** EXERCISE DIRECTIONS **
Without the pictures, copy the entries below word for word.

** PROVIDED MATERIAL **
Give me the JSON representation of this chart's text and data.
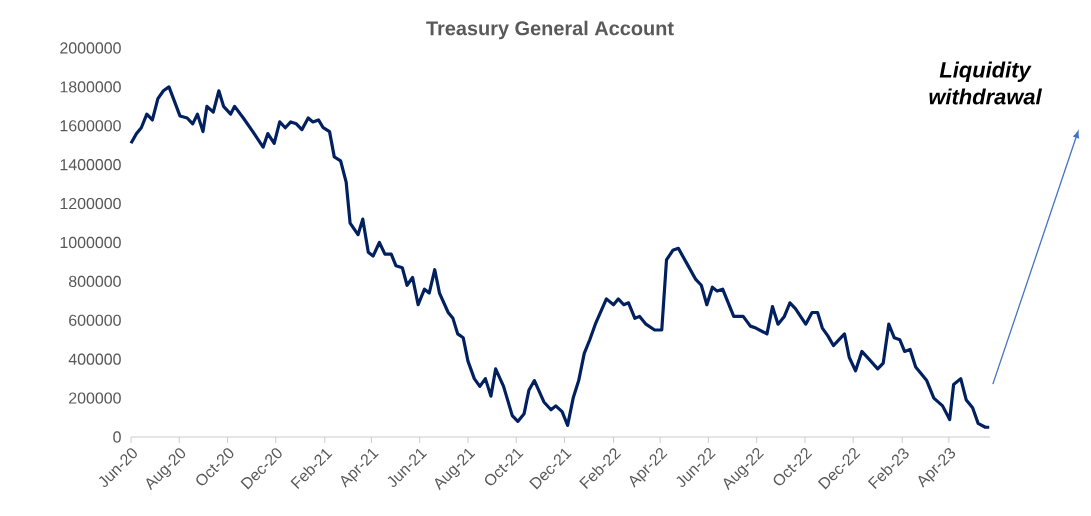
{
  "chart_data": {
    "type": "line",
    "title": "Treasury General Account",
    "x": [
      "2020-06-01",
      "2020-06-08",
      "2020-06-14",
      "2020-06-21",
      "2020-06-28",
      "2020-07-05",
      "2020-07-12",
      "2020-07-19",
      "2020-08-02",
      "2020-08-11",
      "2020-08-18",
      "2020-08-24",
      "2020-08-31",
      "2020-09-05",
      "2020-09-13",
      "2020-09-20",
      "2020-09-26",
      "2020-10-05",
      "2020-10-10",
      "2020-10-21",
      "2020-11-02",
      "2020-11-15",
      "2020-11-21",
      "2020-11-29",
      "2020-12-06",
      "2020-12-13",
      "2020-12-20",
      "2020-12-27",
      "2021-01-03",
      "2021-01-11",
      "2021-01-17",
      "2021-01-24",
      "2021-01-30",
      "2021-02-07",
      "2021-02-13",
      "2021-02-21",
      "2021-02-28",
      "2021-03-05",
      "2021-03-15",
      "2021-03-21",
      "2021-03-28",
      "2021-04-03",
      "2021-04-11",
      "2021-04-18",
      "2021-04-26",
      "2021-05-02",
      "2021-05-10",
      "2021-05-16",
      "2021-05-23",
      "2021-05-30",
      "2021-06-07",
      "2021-06-13",
      "2021-06-20",
      "2021-06-26",
      "2021-07-07",
      "2021-07-13",
      "2021-07-19",
      "2021-07-26",
      "2021-08-01",
      "2021-08-09",
      "2021-08-16",
      "2021-08-23",
      "2021-08-30",
      "2021-09-05",
      "2021-09-15",
      "2021-09-26",
      "2021-10-03",
      "2021-10-11",
      "2021-10-17",
      "2021-10-24",
      "2021-11-05",
      "2021-11-14",
      "2021-11-20",
      "2021-11-28",
      "2021-12-05",
      "2021-12-12",
      "2021-12-19",
      "2021-12-26",
      "2022-01-02",
      "2022-01-09",
      "2022-01-23",
      "2022-02-01",
      "2022-02-07",
      "2022-02-14",
      "2022-02-20",
      "2022-02-28",
      "2022-03-06",
      "2022-03-14",
      "2022-03-25",
      "2022-04-03",
      "2022-04-09",
      "2022-04-17",
      "2022-04-24",
      "2022-05-05",
      "2022-05-16",
      "2022-05-23",
      "2022-05-30",
      "2022-06-06",
      "2022-06-12",
      "2022-06-19",
      "2022-07-03",
      "2022-07-15",
      "2022-07-24",
      "2022-07-31",
      "2022-08-14",
      "2022-08-21",
      "2022-08-28",
      "2022-09-05",
      "2022-09-12",
      "2022-09-19",
      "2022-10-02",
      "2022-10-10",
      "2022-10-17",
      "2022-10-23",
      "2022-10-30",
      "2022-11-06",
      "2022-11-20",
      "2022-11-26",
      "2022-12-04",
      "2022-12-12",
      "2022-12-21",
      "2023-01-01",
      "2023-01-08",
      "2023-01-15",
      "2023-01-22",
      "2023-01-29",
      "2023-02-04",
      "2023-02-11",
      "2023-02-18",
      "2023-03-04",
      "2023-03-13",
      "2023-03-24",
      "2023-04-02",
      "2023-04-07",
      "2023-04-16",
      "2023-04-23",
      "2023-05-01",
      "2023-05-08",
      "2023-05-17",
      "2023-05-22"
    ],
    "series": [
      {
        "color": "#002060",
        "values": [
          1510000,
          1560000,
          1590000,
          1660000,
          1630000,
          1740000,
          1780000,
          1800000,
          1650000,
          1640000,
          1610000,
          1660000,
          1570000,
          1700000,
          1670000,
          1780000,
          1700000,
          1660000,
          1700000,
          1640000,
          1570000,
          1490000,
          1560000,
          1510000,
          1620000,
          1590000,
          1620000,
          1610000,
          1580000,
          1640000,
          1620000,
          1630000,
          1590000,
          1570000,
          1440000,
          1420000,
          1310000,
          1100000,
          1040000,
          1120000,
          950000,
          930000,
          1000000,
          940000,
          940000,
          880000,
          870000,
          780000,
          820000,
          680000,
          760000,
          740000,
          860000,
          740000,
          640000,
          610000,
          530000,
          510000,
          390000,
          300000,
          260000,
          300000,
          210000,
          350000,
          260000,
          110000,
          80000,
          120000,
          240000,
          290000,
          180000,
          140000,
          160000,
          130000,
          60000,
          200000,
          290000,
          430000,
          500000,
          580000,
          710000,
          680000,
          710000,
          680000,
          690000,
          610000,
          620000,
          580000,
          550000,
          550000,
          910000,
          960000,
          970000,
          890000,
          810000,
          780000,
          680000,
          770000,
          750000,
          760000,
          620000,
          620000,
          570000,
          560000,
          530000,
          670000,
          580000,
          620000,
          690000,
          660000,
          580000,
          640000,
          640000,
          560000,
          520000,
          470000,
          530000,
          410000,
          340000,
          440000,
          400000,
          350000,
          380000,
          580000,
          510000,
          500000,
          440000,
          450000,
          360000,
          290000,
          200000,
          160000,
          90000,
          270000,
          300000,
          190000,
          150000,
          70000,
          50000,
          50000
        ]
      }
    ],
    "xlim": [
      "2020-06-01",
      "2023-05-23"
    ],
    "xticks": [
      {
        "value": "2020-06-01",
        "label": "Jun-20"
      },
      {
        "value": "2020-08-01",
        "label": "Aug-20"
      },
      {
        "value": "2020-10-01",
        "label": "Oct-20"
      },
      {
        "value": "2020-12-01",
        "label": "Dec-20"
      },
      {
        "value": "2021-02-01",
        "label": "Feb-21"
      },
      {
        "value": "2021-04-01",
        "label": "Apr-21"
      },
      {
        "value": "2021-06-01",
        "label": "Jun-21"
      },
      {
        "value": "2021-08-01",
        "label": "Aug-21"
      },
      {
        "value": "2021-10-01",
        "label": "Oct-21"
      },
      {
        "value": "2021-12-01",
        "label": "Dec-21"
      },
      {
        "value": "2022-02-01",
        "label": "Feb-22"
      },
      {
        "value": "2022-04-01",
        "label": "Apr-22"
      },
      {
        "value": "2022-06-01",
        "label": "Jun-22"
      },
      {
        "value": "2022-08-01",
        "label": "Aug-22"
      },
      {
        "value": "2022-10-01",
        "label": "Oct-22"
      },
      {
        "value": "2022-12-01",
        "label": "Dec-22"
      },
      {
        "value": "2023-02-01",
        "label": "Feb-23"
      },
      {
        "value": "2023-04-01",
        "label": "Apr-23"
      }
    ],
    "ylim": [
      0,
      2000000
    ],
    "yticks": [
      0,
      200000,
      400000,
      600000,
      800000,
      1000000,
      1200000,
      1400000,
      1600000,
      1800000,
      2000000
    ],
    "annotations": [
      "Liquidity withdrawal"
    ]
  }
}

** SOLUTION **
Give me the JSON representation of this chart's text and data.
{
  "chart_data": {
    "type": "line",
    "title": "Treasury General Account",
    "x": [
      "2020-06-01",
      "2020-06-08",
      "2020-06-14",
      "2020-06-21",
      "2020-06-28",
      "2020-07-05",
      "2020-07-12",
      "2020-07-19",
      "2020-08-02",
      "2020-08-11",
      "2020-08-18",
      "2020-08-24",
      "2020-08-31",
      "2020-09-05",
      "2020-09-13",
      "2020-09-20",
      "2020-09-26",
      "2020-10-05",
      "2020-10-10",
      "2020-10-21",
      "2020-11-02",
      "2020-11-15",
      "2020-11-21",
      "2020-11-29",
      "2020-12-06",
      "2020-12-13",
      "2020-12-20",
      "2020-12-27",
      "2021-01-03",
      "2021-01-11",
      "2021-01-17",
      "2021-01-24",
      "2021-01-30",
      "2021-02-07",
      "2021-02-13",
      "2021-02-21",
      "2021-02-28",
      "2021-03-05",
      "2021-03-15",
      "2021-03-21",
      "2021-03-28",
      "2021-04-03",
      "2021-04-11",
      "2021-04-18",
      "2021-04-26",
      "2021-05-02",
      "2021-05-10",
      "2021-05-16",
      "2021-05-23",
      "2021-05-30",
      "2021-06-07",
      "2021-06-13",
      "2021-06-20",
      "2021-06-26",
      "2021-07-07",
      "2021-07-13",
      "2021-07-19",
      "2021-07-26",
      "2021-08-01",
      "2021-08-09",
      "2021-08-16",
      "2021-08-23",
      "2021-08-30",
      "2021-09-05",
      "2021-09-15",
      "2021-09-26",
      "2021-10-03",
      "2021-10-11",
      "2021-10-17",
      "2021-10-24",
      "2021-11-05",
      "2021-11-14",
      "2021-11-20",
      "2021-11-28",
      "2021-12-05",
      "2021-12-12",
      "2021-12-19",
      "2021-12-26",
      "2022-01-02",
      "2022-01-09",
      "2022-01-23",
      "2022-02-01",
      "2022-02-07",
      "2022-02-14",
      "2022-02-20",
      "2022-02-28",
      "2022-03-06",
      "2022-03-14",
      "2022-03-25",
      "2022-04-03",
      "2022-04-09",
      "2022-04-17",
      "2022-04-24",
      "2022-05-05",
      "2022-05-16",
      "2022-05-23",
      "2022-05-30",
      "2022-06-06",
      "2022-06-12",
      "2022-06-19",
      "2022-07-03",
      "2022-07-15",
      "2022-07-24",
      "2022-07-31",
      "2022-08-14",
      "2022-08-21",
      "2022-08-28",
      "2022-09-05",
      "2022-09-12",
      "2022-09-19",
      "2022-10-02",
      "2022-10-10",
      "2022-10-17",
      "2022-10-23",
      "2022-10-30",
      "2022-11-06",
      "2022-11-20",
      "2022-11-26",
      "2022-12-04",
      "2022-12-12",
      "2022-12-21",
      "2023-01-01",
      "2023-01-08",
      "2023-01-15",
      "2023-01-22",
      "2023-01-29",
      "2023-02-04",
      "2023-02-11",
      "2023-02-18",
      "2023-03-04",
      "2023-03-13",
      "2023-03-24",
      "2023-04-02",
      "2023-04-07",
      "2023-04-16",
      "2023-04-23",
      "2023-05-01",
      "2023-05-08",
      "2023-05-17",
      "2023-05-22"
    ],
    "series": [
      {
        "color": "#002060",
        "values": [
          1510000,
          1560000,
          1590000,
          1660000,
          1630000,
          1740000,
          1780000,
          1800000,
          1650000,
          1640000,
          1610000,
          1660000,
          1570000,
          1700000,
          1670000,
          1780000,
          1700000,
          1660000,
          1700000,
          1640000,
          1570000,
          1490000,
          1560000,
          1510000,
          1620000,
          1590000,
          1620000,
          1610000,
          1580000,
          1640000,
          1620000,
          1630000,
          1590000,
          1570000,
          1440000,
          1420000,
          1310000,
          1100000,
          1040000,
          1120000,
          950000,
          930000,
          1000000,
          940000,
          940000,
          880000,
          870000,
          780000,
          820000,
          680000,
          760000,
          740000,
          860000,
          740000,
          640000,
          610000,
          530000,
          510000,
          390000,
          300000,
          260000,
          300000,
          210000,
          350000,
          260000,
          110000,
          80000,
          120000,
          240000,
          290000,
          180000,
          140000,
          160000,
          130000,
          60000,
          200000,
          290000,
          430000,
          500000,
          580000,
          710000,
          680000,
          710000,
          680000,
          690000,
          610000,
          620000,
          580000,
          550000,
          550000,
          910000,
          960000,
          970000,
          890000,
          810000,
          780000,
          680000,
          770000,
          750000,
          760000,
          620000,
          620000,
          570000,
          560000,
          530000,
          670000,
          580000,
          620000,
          690000,
          660000,
          580000,
          640000,
          640000,
          560000,
          520000,
          470000,
          530000,
          410000,
          340000,
          440000,
          400000,
          350000,
          380000,
          580000,
          510000,
          500000,
          440000,
          450000,
          360000,
          290000,
          200000,
          160000,
          90000,
          270000,
          300000,
          190000,
          150000,
          70000,
          50000,
          50000
        ]
      }
    ],
    "xlim": [
      "2020-06-01",
      "2023-05-23"
    ],
    "xticks": [
      {
        "value": "2020-06-01",
        "label": "Jun-20"
      },
      {
        "value": "2020-08-01",
        "label": "Aug-20"
      },
      {
        "value": "2020-10-01",
        "label": "Oct-20"
      },
      {
        "value": "2020-12-01",
        "label": "Dec-20"
      },
      {
        "value": "2021-02-01",
        "label": "Feb-21"
      },
      {
        "value": "2021-04-01",
        "label": "Apr-21"
      },
      {
        "value": "2021-06-01",
        "label": "Jun-21"
      },
      {
        "value": "2021-08-01",
        "label": "Aug-21"
      },
      {
        "value": "2021-10-01",
        "label": "Oct-21"
      },
      {
        "value": "2021-12-01",
        "label": "Dec-21"
      },
      {
        "value": "2022-02-01",
        "label": "Feb-22"
      },
      {
        "value": "2022-04-01",
        "label": "Apr-22"
      },
      {
        "value": "2022-06-01",
        "label": "Jun-22"
      },
      {
        "value": "2022-08-01",
        "label": "Aug-22"
      },
      {
        "value": "2022-10-01",
        "label": "Oct-22"
      },
      {
        "value": "2022-12-01",
        "label": "Dec-22"
      },
      {
        "value": "2023-02-01",
        "label": "Feb-23"
      },
      {
        "value": "2023-04-01",
        "label": "Apr-23"
      }
    ],
    "ylim": [
      0,
      2000000
    ],
    "yticks": [
      0,
      200000,
      400000,
      600000,
      800000,
      1000000,
      1200000,
      1400000,
      1600000,
      1800000,
      2000000
    ],
    "annotations": [
      "Liquidity withdrawal"
    ]
  }
}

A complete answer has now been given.